■ Your instructions
Reproduce each line of the material precisely.

Data extracted from a collection:
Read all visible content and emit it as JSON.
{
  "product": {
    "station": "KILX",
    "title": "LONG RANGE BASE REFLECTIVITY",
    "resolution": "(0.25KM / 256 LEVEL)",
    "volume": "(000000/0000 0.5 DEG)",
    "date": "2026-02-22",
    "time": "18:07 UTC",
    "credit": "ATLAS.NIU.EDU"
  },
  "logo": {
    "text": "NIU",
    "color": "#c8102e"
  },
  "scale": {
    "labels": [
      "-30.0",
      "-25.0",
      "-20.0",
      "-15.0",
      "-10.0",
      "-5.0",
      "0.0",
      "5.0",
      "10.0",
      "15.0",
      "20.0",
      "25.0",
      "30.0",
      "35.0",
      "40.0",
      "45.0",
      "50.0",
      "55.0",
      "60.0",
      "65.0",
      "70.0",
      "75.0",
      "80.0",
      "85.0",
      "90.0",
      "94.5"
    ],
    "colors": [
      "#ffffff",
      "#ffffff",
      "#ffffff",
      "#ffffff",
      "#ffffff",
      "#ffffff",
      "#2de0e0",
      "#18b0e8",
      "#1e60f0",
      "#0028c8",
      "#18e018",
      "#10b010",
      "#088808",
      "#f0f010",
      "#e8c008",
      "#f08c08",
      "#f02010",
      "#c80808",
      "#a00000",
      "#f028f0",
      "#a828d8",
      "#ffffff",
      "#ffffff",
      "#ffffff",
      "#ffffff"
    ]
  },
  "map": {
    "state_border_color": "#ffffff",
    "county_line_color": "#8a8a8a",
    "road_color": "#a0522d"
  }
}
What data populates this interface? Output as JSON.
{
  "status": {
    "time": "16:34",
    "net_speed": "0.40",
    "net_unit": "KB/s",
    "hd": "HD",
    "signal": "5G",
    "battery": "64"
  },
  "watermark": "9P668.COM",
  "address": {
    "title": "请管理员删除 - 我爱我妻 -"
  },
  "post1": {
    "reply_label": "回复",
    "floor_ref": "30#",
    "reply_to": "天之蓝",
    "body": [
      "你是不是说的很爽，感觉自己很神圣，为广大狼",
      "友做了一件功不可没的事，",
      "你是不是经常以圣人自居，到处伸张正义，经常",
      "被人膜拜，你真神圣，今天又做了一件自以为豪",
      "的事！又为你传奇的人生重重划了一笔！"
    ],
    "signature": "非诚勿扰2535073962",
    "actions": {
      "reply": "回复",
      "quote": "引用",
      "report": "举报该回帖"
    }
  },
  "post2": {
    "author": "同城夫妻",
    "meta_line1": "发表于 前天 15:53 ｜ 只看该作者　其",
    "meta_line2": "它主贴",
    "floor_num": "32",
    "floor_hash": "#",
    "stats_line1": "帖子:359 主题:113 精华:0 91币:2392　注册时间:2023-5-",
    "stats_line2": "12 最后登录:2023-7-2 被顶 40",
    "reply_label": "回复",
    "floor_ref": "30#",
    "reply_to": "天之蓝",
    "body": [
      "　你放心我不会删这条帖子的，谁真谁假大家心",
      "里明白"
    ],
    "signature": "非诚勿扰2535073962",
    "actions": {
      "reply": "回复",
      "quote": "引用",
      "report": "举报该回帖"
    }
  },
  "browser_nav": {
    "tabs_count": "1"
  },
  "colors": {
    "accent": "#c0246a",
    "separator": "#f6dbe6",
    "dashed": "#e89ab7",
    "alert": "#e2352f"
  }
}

■ Answer for this exercise
Read all visible content and emit it as JSON.
{
  "product": {
    "station": "KILX",
    "title": "LONG RANGE BASE REFLECTIVITY",
    "resolution": "(0.25KM / 256 LEVEL)",
    "volume": "(000000/0000 0.5 DEG)",
    "date": "2026-02-22",
    "time": "18:07 UTC",
    "credit": "ATLAS.NIU.EDU"
  },
  "logo": {
    "text": "NIU",
    "color": "#c8102e"
  },
  "scale": {
    "labels": [
      "-30.0",
      "-25.0",
      "-20.0",
      "-15.0",
      "-10.0",
      "-5.0",
      "0.0",
      "5.0",
      "10.0",
      "15.0",
      "20.0",
      "25.0",
      "30.0",
      "35.0",
      "40.0",
      "45.0",
      "50.0",
      "55.0",
      "60.0",
      "65.0",
      "70.0",
      "75.0",
      "80.0",
      "85.0",
      "90.0",
      "94.5"
    ],
    "colors": [
      "#ffffff",
      "#ffffff",
      "#ffffff",
      "#ffffff",
      "#ffffff",
      "#ffffff",
      "#2de0e0",
      "#18b0e8",
      "#1e60f0",
      "#0028c8",
      "#18e018",
      "#10b010",
      "#088808",
      "#f0f010",
      "#e8c008",
      "#f08c08",
      "#f02010",
      "#c80808",
      "#a00000",
      "#f028f0",
      "#a828d8",
      "#ffffff",
      "#ffffff",
      "#ffffff",
      "#ffffff"
    ]
  },
  "map": {
    "state_border_color": "#ffffff",
    "county_line_color": "#8a8a8a",
    "road_color": "#a0522d"
  }
}
What data populates this interface? Output as JSON.
{
  "status": {
    "time": "16:34",
    "net_speed": "0.40",
    "net_unit": "KB/s",
    "hd": "HD",
    "signal": "5G",
    "battery": "64"
  },
  "watermark": "9P668.COM",
  "address": {
    "title": "请管理员删除 - 我爱我妻 -"
  },
  "post1": {
    "reply_label": "回复",
    "floor_ref": "30#",
    "reply_to": "天之蓝",
    "body": [
      "你是不是说的很爽，感觉自己很神圣，为广大狼",
      "友做了一件功不可没的事，",
      "你是不是经常以圣人自居，到处伸张正义，经常",
      "被人膜拜，你真神圣，今天又做了一件自以为豪",
      "的事！又为你传奇的人生重重划了一笔！"
    ],
    "signature": "非诚勿扰2535073962",
    "actions": {
      "reply": "回复",
      "quote": "引用",
      "report": "举报该回帖"
    }
  },
  "post2": {
    "author": "同城夫妻",
    "meta_line1": "发表于 前天 15:53 ｜ 只看该作者　其",
    "meta_line2": "它主贴",
    "floor_num": "32",
    "floor_hash": "#",
    "stats_line1": "帖子:359 主题:113 精华:0 91币:2392　注册时间:2023-5-",
    "stats_line2": "12 最后登录:2023-7-2 被顶 40",
    "reply_label": "回复",
    "floor_ref": "30#",
    "reply_to": "天之蓝",
    "body": [
      "　你放心我不会删这条帖子的，谁真谁假大家心",
      "里明白"
    ],
    "signature": "非诚勿扰2535073962",
    "actions": {
      "reply": "回复",
      "quote": "引用",
      "report": "举报该回帖"
    }
  },
  "browser_nav": {
    "tabs_count": "1"
  },
  "colors": {
    "accent": "#c0246a",
    "separator": "#f6dbe6",
    "dashed": "#e89ab7",
    "alert": "#e2352f"
  }
}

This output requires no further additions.